En 2013, le Haut Conseil de la santé mettait aussi en garde contre « les conséquences en matière de réapparition de maladies infectieuses, résultant d’une remise en cause des vaccins contenant de l’aluminium en l’absence de justification scientifique »
Qui derrière ces peurs ?
Depuis le début des années 1990, l’aluminium est la cible favorite du Pr Gherardi et de son équipe de recherche Inserm du CHU Henri Mondor qui tentent sans relâche de démontrer son implication dans le développement de myofasciite à macrophage (MFM). Ces lésions musculaires induisent un tableau clinique fourre-tout incluant douleurs diffuses, fatigue chronique ou pertes de mémoire. Depuis 1995, 445 cas de MFM ont été recensés, pour 160 millions de doses de vaccin administrées. Étrangement, 95 % des cas de MFM référencés sur la planète émanent du labo de Créteil. Notons que ce dernier est financé à hauteur de 80 000 euros par E3M, association de malades souffrant de MFM, très proches des antivaccins. Gherardi est également vice-président du conseil scientifique du CMSRI, qui découle lui-même d’une association anti-vaccinale : la Dwoskin Foundation. Elle met notamment en avant le lien entre autisme et vaccination. De quoi douter de l’impartialité de ces études.

^^^^^^^^^^^^^^^^

Consigne de travail 1 —
Dans l'extrait, condensez sous forme de liste le paragraphe qui commence par « Depuis le début des années 1990 » en conservant ses faits principaux.
Consigne de travail 2 —
D'après l'extrait, combien de cas de MFM ont été recensés depuis 1995, et pour combien de doses de vaccin administrées ?
Les enregistrements constituent un matériau distinct de l'extrait.

(Enregistrements issus d'une source de données)
^^^^^^^^^^^^^^^^

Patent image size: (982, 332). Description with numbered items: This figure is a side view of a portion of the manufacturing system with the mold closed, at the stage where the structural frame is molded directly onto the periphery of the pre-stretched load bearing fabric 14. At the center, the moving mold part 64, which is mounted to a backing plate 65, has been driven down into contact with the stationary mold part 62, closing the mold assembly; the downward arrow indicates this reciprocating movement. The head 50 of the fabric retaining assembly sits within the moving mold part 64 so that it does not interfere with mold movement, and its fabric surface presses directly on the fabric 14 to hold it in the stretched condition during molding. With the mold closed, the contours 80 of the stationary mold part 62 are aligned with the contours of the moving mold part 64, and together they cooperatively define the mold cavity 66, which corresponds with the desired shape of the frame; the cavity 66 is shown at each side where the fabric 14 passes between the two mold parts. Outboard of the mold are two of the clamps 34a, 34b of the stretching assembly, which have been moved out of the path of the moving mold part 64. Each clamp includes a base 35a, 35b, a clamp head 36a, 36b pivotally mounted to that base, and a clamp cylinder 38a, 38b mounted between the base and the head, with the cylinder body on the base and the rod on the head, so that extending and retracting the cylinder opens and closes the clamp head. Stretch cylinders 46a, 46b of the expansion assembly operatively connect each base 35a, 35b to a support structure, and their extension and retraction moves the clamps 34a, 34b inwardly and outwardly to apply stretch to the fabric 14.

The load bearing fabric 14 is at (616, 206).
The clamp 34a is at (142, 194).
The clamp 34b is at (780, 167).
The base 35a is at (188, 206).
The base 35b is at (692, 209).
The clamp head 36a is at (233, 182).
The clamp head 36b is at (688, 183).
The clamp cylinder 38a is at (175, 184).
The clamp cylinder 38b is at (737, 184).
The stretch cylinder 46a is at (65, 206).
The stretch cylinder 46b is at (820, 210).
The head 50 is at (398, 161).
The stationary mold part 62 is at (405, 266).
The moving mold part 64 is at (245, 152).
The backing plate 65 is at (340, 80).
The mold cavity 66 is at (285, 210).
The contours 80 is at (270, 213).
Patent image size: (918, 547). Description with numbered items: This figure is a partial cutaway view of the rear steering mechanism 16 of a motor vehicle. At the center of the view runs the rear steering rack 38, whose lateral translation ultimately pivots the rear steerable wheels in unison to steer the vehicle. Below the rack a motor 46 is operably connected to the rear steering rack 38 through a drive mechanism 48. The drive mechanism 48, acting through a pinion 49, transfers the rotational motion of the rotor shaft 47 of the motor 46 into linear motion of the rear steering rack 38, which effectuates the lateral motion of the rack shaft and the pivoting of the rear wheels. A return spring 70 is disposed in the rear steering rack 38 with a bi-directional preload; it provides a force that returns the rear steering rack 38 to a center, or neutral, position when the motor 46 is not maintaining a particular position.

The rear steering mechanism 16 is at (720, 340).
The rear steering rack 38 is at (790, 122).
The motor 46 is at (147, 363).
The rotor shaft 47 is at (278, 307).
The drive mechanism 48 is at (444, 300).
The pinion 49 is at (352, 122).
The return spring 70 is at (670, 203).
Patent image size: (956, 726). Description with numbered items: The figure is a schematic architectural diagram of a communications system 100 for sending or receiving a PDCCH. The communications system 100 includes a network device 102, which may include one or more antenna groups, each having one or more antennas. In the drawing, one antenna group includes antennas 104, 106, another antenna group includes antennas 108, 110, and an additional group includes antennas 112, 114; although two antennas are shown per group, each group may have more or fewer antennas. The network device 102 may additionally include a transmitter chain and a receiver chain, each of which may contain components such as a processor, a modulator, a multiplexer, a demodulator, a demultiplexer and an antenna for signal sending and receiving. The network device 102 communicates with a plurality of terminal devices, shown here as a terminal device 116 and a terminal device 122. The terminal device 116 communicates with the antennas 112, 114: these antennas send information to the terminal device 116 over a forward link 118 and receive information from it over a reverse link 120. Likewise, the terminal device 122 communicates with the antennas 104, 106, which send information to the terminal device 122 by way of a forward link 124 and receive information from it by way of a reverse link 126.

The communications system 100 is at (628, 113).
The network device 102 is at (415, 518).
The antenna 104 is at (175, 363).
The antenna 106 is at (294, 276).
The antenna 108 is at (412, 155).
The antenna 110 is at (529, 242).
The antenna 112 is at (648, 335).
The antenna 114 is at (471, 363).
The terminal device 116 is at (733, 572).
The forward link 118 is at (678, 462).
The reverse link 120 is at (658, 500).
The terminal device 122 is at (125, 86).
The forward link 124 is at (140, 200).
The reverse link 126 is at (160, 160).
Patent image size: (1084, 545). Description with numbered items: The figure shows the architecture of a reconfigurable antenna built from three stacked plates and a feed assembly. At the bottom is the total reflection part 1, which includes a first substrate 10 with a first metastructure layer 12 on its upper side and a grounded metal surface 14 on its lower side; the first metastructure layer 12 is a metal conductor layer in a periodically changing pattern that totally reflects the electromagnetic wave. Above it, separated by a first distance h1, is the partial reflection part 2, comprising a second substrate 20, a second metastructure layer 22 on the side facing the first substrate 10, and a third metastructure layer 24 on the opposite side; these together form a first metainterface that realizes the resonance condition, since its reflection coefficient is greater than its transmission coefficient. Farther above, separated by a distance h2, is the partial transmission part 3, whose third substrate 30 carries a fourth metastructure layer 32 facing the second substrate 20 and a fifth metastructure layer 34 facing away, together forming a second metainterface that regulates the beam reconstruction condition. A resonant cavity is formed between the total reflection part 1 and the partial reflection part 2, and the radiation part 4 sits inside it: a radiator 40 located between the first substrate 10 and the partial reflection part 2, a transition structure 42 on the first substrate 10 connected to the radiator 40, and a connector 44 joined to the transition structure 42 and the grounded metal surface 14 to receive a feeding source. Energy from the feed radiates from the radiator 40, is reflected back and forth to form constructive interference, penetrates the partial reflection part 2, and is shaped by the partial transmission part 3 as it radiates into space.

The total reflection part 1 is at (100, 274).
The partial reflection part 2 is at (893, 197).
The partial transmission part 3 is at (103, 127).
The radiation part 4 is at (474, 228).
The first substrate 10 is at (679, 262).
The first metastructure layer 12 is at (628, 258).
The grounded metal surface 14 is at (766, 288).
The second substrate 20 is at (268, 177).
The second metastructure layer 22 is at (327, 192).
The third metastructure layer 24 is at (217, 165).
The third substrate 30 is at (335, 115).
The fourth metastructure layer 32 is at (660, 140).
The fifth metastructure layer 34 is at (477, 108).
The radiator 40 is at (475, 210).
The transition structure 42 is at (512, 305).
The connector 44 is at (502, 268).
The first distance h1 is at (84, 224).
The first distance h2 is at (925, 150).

^^^^^^^^^^^^^^^^

Réponse 1 —
- Depuis le début des années 1990, le Pr Gherardi et son équipe Inserm du CHU Henri Mondor cherchent à démontrer l'implication de l'aluminium dans la myofasciite à macrophage (MFM).
- La MFM correspond à des lésions musculaires qui induisent un tableau clinique fourre-tout : douleurs diffuses, fatigue chronique, pertes de mémoire.
- Depuis 1995, 445 cas de MFM ont été recensés pour 160 millions de doses de vaccin administrées, et 95 % des cas référencés dans le monde proviennent du labo de Créteil.
- Ce labo est financé à hauteur de 80 000 euros par E3M, association de malades souffrant de MFM, très proche des antivaccins.
- Gherardi est vice-président du conseil scientifique du CMSRI, issu de la Dwoskin Foundation, une association anti-vaccinale qui met en avant un lien entre autisme et vaccination.
- L'impartialité de ces études est mise en doute.

Réponse 2 —
445 cas, pour 160 millions de doses administrées.